#### MATERIAL FOR THIS TASK ####

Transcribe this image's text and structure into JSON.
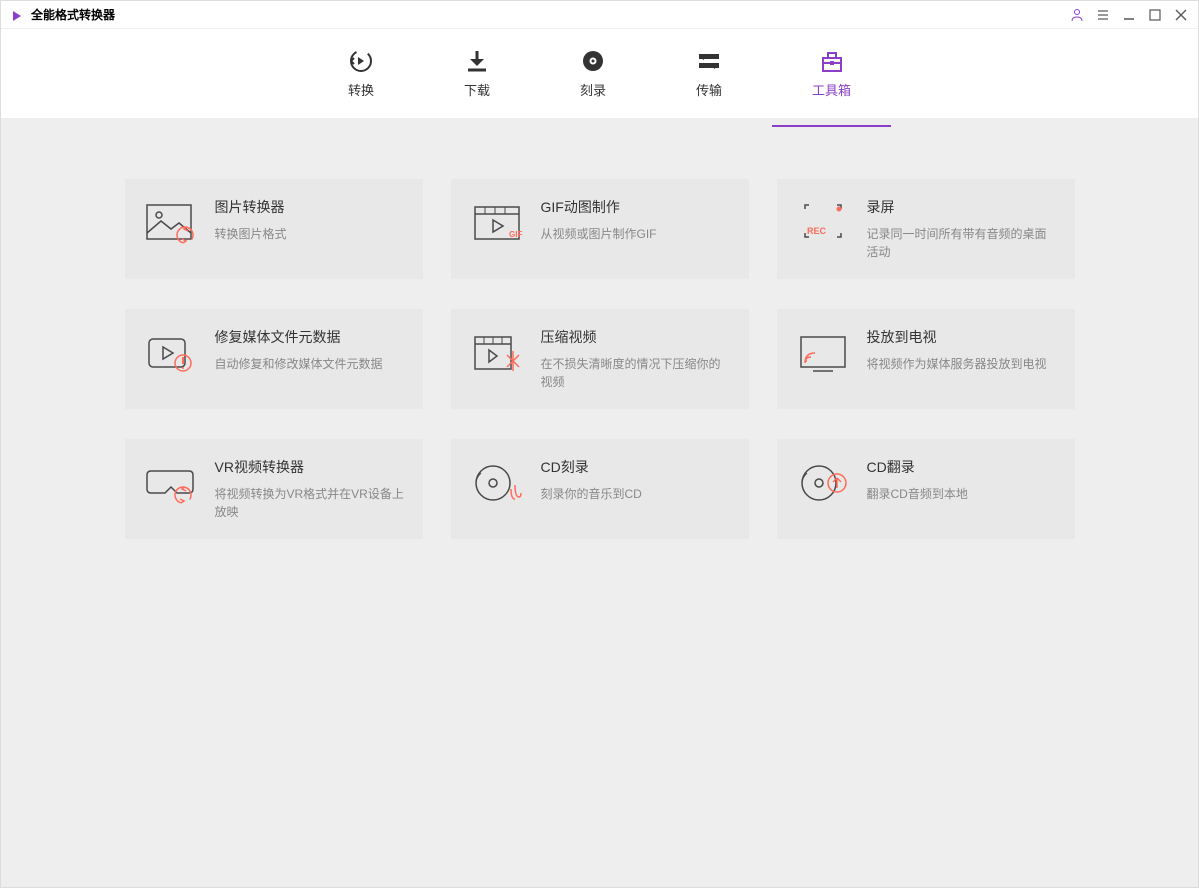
{
  "app": {
    "title": "全能格式转换器"
  },
  "nav": {
    "items": [
      {
        "label": "转换"
      },
      {
        "label": "下载"
      },
      {
        "label": "刻录"
      },
      {
        "label": "传输"
      },
      {
        "label": "工具箱"
      }
    ]
  },
  "tools": [
    {
      "title": "图片转换器",
      "desc": "转换图片格式"
    },
    {
      "title": "GIF动图制作",
      "desc": "从视频或图片制作GIF"
    },
    {
      "title": "录屏",
      "desc": "记录同一时间所有带有音频的桌面活动"
    },
    {
      "title": "修复媒体文件元数据",
      "desc": "自动修复和修改媒体文件元数据"
    },
    {
      "title": "压缩视频",
      "desc": "在不损失清晰度的情况下压缩你的视频"
    },
    {
      "title": "投放到电视",
      "desc": "将视频作为媒体服务器投放到电视"
    },
    {
      "title": "VR视频转换器",
      "desc": "将视频转换为VR格式并在VR设备上放映"
    },
    {
      "title": "CD刻录",
      "desc": "刻录你的音乐到CD"
    },
    {
      "title": "CD翻录",
      "desc": "翻录CD音频到本地"
    }
  ]
}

####

» **THE EXERCISE**
Retype every entry verbatim and exclude the pictures from the copy.

» **FULL OUTPUT**
Transcribe this image's text and structure into JSON.
{
  "app": {
    "title": "全能格式转换器"
  },
  "nav": {
    "items": [
      {
        "label": "转换"
      },
      {
        "label": "下载"
      },
      {
        "label": "刻录"
      },
      {
        "label": "传输"
      },
      {
        "label": "工具箱"
      }
    ]
  },
  "tools": [
    {
      "title": "图片转换器",
      "desc": "转换图片格式"
    },
    {
      "title": "GIF动图制作",
      "desc": "从视频或图片制作GIF"
    },
    {
      "title": "录屏",
      "desc": "记录同一时间所有带有音频的桌面活动"
    },
    {
      "title": "修复媒体文件元数据",
      "desc": "自动修复和修改媒体文件元数据"
    },
    {
      "title": "压缩视频",
      "desc": "在不损失清晰度的情况下压缩你的视频"
    },
    {
      "title": "投放到电视",
      "desc": "将视频作为媒体服务器投放到电视"
    },
    {
      "title": "VR视频转换器",
      "desc": "将视频转换为VR格式并在VR设备上放映"
    },
    {
      "title": "CD刻录",
      "desc": "刻录你的音乐到CD"
    },
    {
      "title": "CD翻录",
      "desc": "翻录CD音频到本地"
    }
  ]
}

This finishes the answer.